- **WHAT IS REQUIRED**:
In this exercise, return the whole listing exactly, excluding any images.

[Start of PROVIDED RECORDS]

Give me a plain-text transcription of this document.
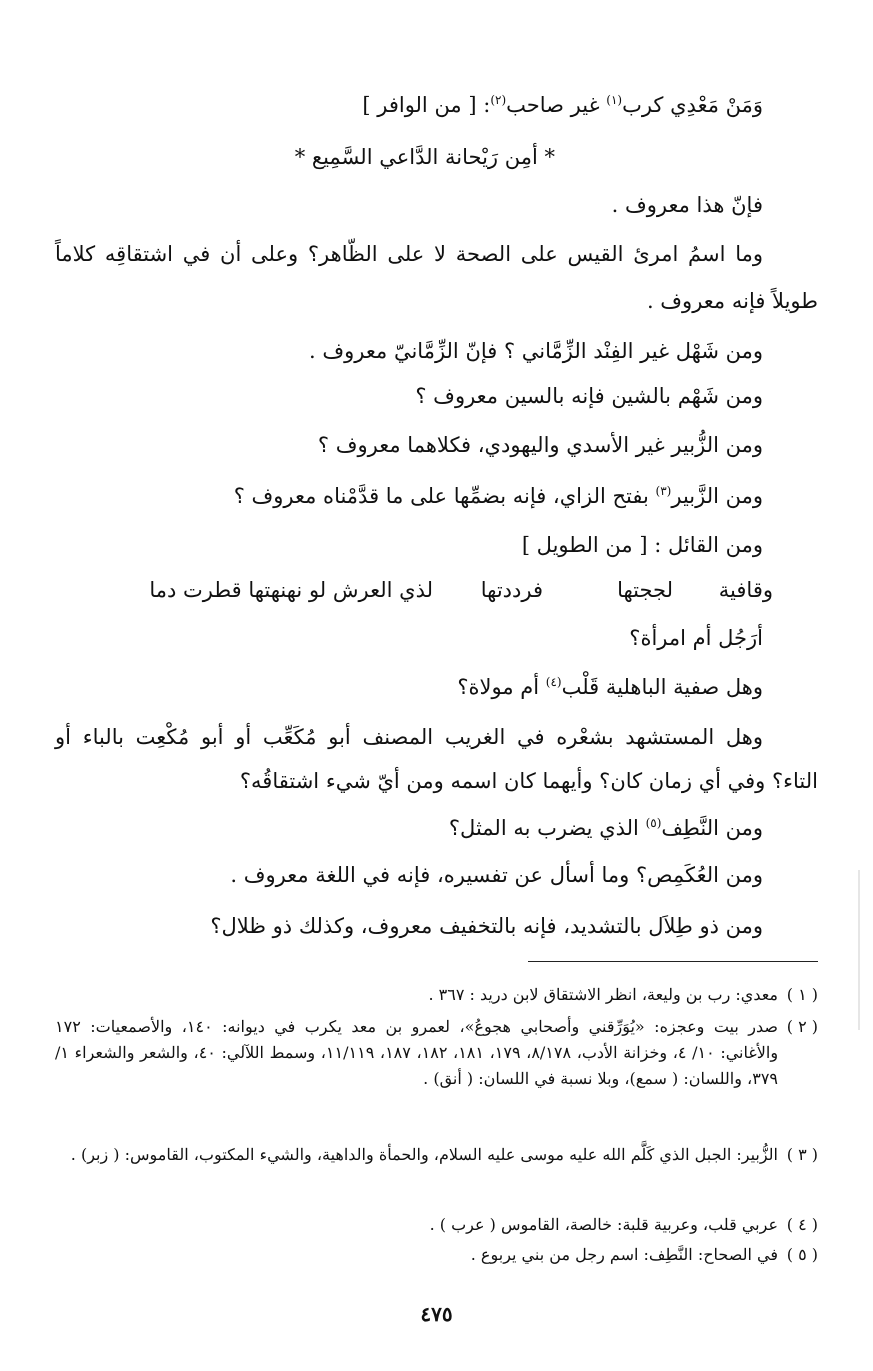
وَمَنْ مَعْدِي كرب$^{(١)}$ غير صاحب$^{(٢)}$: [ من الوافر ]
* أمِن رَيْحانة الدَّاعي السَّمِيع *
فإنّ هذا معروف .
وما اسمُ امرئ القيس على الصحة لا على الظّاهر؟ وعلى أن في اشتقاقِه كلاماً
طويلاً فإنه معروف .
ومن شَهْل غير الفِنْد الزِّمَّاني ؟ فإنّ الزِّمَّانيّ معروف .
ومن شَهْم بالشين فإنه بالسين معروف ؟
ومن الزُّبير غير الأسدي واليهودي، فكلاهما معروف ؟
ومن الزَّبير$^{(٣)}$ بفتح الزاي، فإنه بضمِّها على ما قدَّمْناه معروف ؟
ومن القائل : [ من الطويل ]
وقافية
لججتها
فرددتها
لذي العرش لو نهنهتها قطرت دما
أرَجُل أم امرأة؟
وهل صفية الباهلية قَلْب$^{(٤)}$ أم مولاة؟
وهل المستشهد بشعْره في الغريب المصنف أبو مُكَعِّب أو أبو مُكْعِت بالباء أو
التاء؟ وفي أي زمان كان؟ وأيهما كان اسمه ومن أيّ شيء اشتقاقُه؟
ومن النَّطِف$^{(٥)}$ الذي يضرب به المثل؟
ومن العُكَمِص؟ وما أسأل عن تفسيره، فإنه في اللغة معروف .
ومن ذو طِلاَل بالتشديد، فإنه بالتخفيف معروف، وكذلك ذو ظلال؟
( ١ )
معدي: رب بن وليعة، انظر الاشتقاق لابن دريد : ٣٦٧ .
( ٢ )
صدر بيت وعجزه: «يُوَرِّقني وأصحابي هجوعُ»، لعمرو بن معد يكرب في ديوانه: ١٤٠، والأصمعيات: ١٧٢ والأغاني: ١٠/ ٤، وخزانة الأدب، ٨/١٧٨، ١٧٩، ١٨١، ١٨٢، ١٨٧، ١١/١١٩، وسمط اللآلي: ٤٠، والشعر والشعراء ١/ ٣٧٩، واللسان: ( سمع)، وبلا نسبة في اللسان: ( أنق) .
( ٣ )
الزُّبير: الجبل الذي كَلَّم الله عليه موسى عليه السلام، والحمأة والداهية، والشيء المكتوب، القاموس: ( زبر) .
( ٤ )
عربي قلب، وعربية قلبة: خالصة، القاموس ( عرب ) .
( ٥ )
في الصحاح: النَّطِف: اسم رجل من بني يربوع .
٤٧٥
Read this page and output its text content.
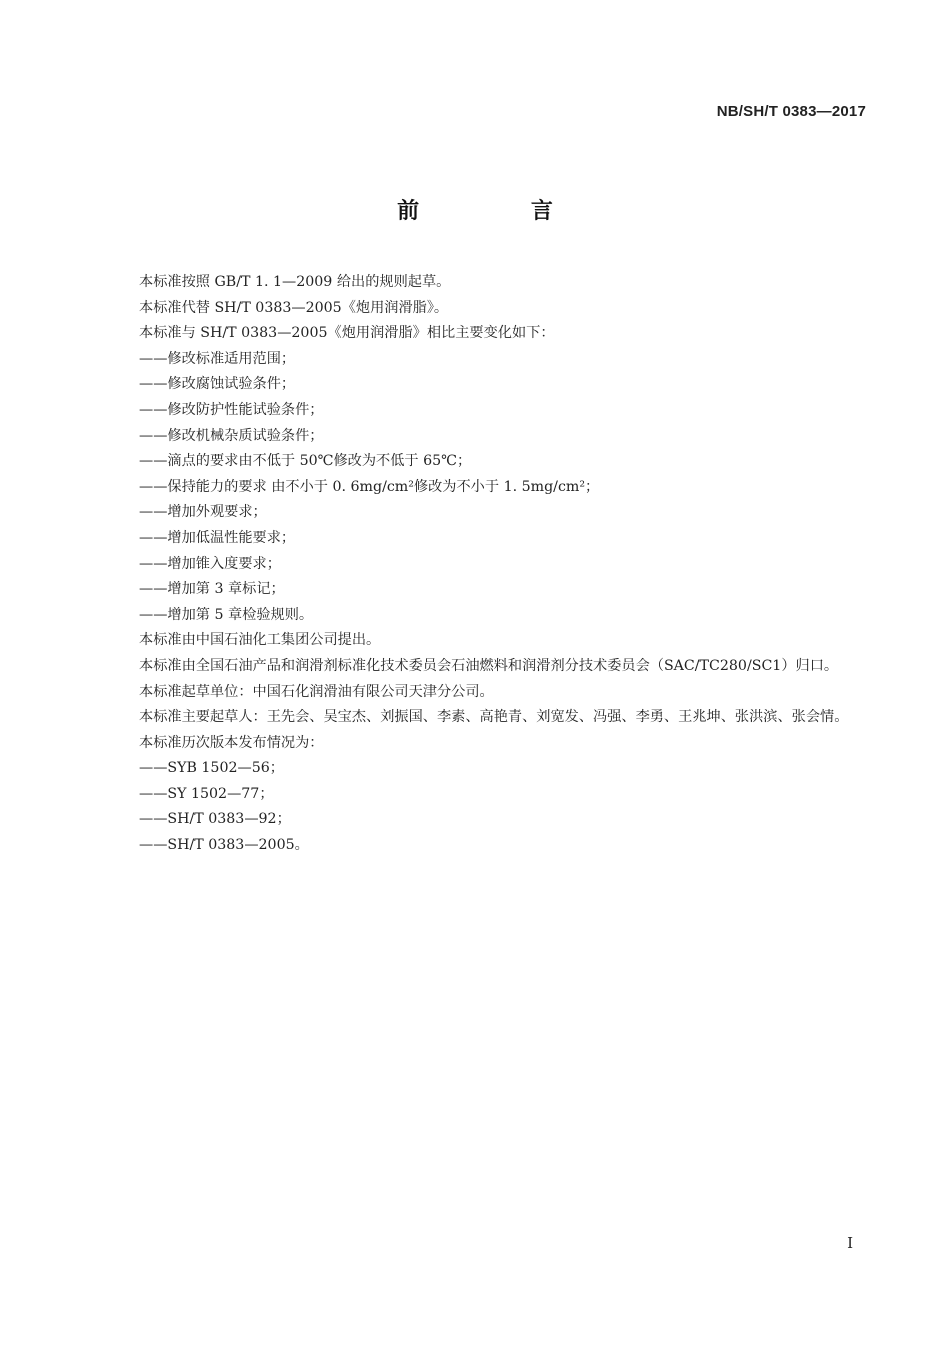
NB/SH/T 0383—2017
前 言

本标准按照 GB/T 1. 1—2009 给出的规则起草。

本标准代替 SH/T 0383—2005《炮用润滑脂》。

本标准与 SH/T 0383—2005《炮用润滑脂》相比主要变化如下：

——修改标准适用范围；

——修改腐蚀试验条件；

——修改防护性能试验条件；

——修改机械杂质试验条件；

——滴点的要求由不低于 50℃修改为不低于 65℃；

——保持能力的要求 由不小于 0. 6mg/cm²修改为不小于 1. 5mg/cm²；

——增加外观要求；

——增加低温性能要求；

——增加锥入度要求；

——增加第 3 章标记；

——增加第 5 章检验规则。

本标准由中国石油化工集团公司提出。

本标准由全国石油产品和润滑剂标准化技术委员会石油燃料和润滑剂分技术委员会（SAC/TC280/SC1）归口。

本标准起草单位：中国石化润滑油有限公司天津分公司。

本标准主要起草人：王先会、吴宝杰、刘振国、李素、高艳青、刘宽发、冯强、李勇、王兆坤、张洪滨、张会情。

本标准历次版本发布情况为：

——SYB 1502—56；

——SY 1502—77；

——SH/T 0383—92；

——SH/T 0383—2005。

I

[End of PROVIDED RECORDS]

- **FULL OUTPUT**:
Give me a plain-text transcription of this document.
وَمَنْ مَعْدِي كرب$^{(١)}$ غير صاحب$^{(٢)}$: [ من الوافر ]
* أمِن رَيْحانة الدَّاعي السَّمِيع *
فإنّ هذا معروف .
وما اسمُ امرئ القيس على الصحة لا على الظّاهر؟ وعلى أن في اشتقاقِه كلاماً
طويلاً فإنه معروف .
ومن شَهْل غير الفِنْد الزِّمَّاني ؟ فإنّ الزِّمَّانيّ معروف .
ومن شَهْم بالشين فإنه بالسين معروف ؟
ومن الزُّبير غير الأسدي واليهودي، فكلاهما معروف ؟
ومن الزَّبير$^{(٣)}$ بفتح الزاي، فإنه بضمِّها على ما قدَّمْناه معروف ؟
ومن القائل : [ من الطويل ]
وقافية
لججتها
فرددتها
لذي العرش لو نهنهتها قطرت دما
أرَجُل أم امرأة؟
وهل صفية الباهلية قَلْب$^{(٤)}$ أم مولاة؟
وهل المستشهد بشعْره في الغريب المصنف أبو مُكَعِّب أو أبو مُكْعِت بالباء أو
التاء؟ وفي أي زمان كان؟ وأيهما كان اسمه ومن أيّ شيء اشتقاقُه؟
ومن النَّطِف$^{(٥)}$ الذي يضرب به المثل؟
ومن العُكَمِص؟ وما أسأل عن تفسيره، فإنه في اللغة معروف .
ومن ذو طِلاَل بالتشديد، فإنه بالتخفيف معروف، وكذلك ذو ظلال؟
( ١ )
معدي: رب بن وليعة، انظر الاشتقاق لابن دريد : ٣٦٧ .
( ٢ )
صدر بيت وعجزه: «يُوَرِّقني وأصحابي هجوعُ»، لعمرو بن معد يكرب في ديوانه: ١٤٠، والأصمعيات: ١٧٢ والأغاني: ١٠/ ٤، وخزانة الأدب، ٨/١٧٨، ١٧٩، ١٨١، ١٨٢، ١٨٧، ١١/١١٩، وسمط اللآلي: ٤٠، والشعر والشعراء ١/ ٣٧٩، واللسان: ( سمع)، وبلا نسبة في اللسان: ( أنق) .
( ٣ )
الزُّبير: الجبل الذي كَلَّم الله عليه موسى عليه السلام، والحمأة والداهية، والشيء المكتوب، القاموس: ( زبر) .
( ٤ )
عربي قلب، وعربية قلبة: خالصة، القاموس ( عرب ) .
( ٥ )
في الصحاح: النَّطِف: اسم رجل من بني يربوع .
٤٧٥
Read this page and output its text content.
NB/SH/T 0383—2017
前 言

本标准按照 GB/T 1. 1—2009 给出的规则起草。

本标准代替 SH/T 0383—2005《炮用润滑脂》。

本标准与 SH/T 0383—2005《炮用润滑脂》相比主要变化如下：

——修改标准适用范围；

——修改腐蚀试验条件；

——修改防护性能试验条件；

——修改机械杂质试验条件；

——滴点的要求由不低于 50℃修改为不低于 65℃；

——保持能力的要求 由不小于 0. 6mg/cm²修改为不小于 1. 5mg/cm²；

——增加外观要求；

——增加低温性能要求；

——增加锥入度要求；

——增加第 3 章标记；

——增加第 5 章检验规则。

本标准由中国石油化工集团公司提出。

本标准由全国石油产品和润滑剂标准化技术委员会石油燃料和润滑剂分技术委员会（SAC/TC280/SC1）归口。

本标准起草单位：中国石化润滑油有限公司天津分公司。

本标准主要起草人：王先会、吴宝杰、刘振国、李素、高艳青、刘宽发、冯强、李勇、王兆坤、张洪滨、张会情。

本标准历次版本发布情况为：

——SYB 1502—56；

——SY 1502—77；

——SH/T 0383—92；

——SH/T 0383—2005。

I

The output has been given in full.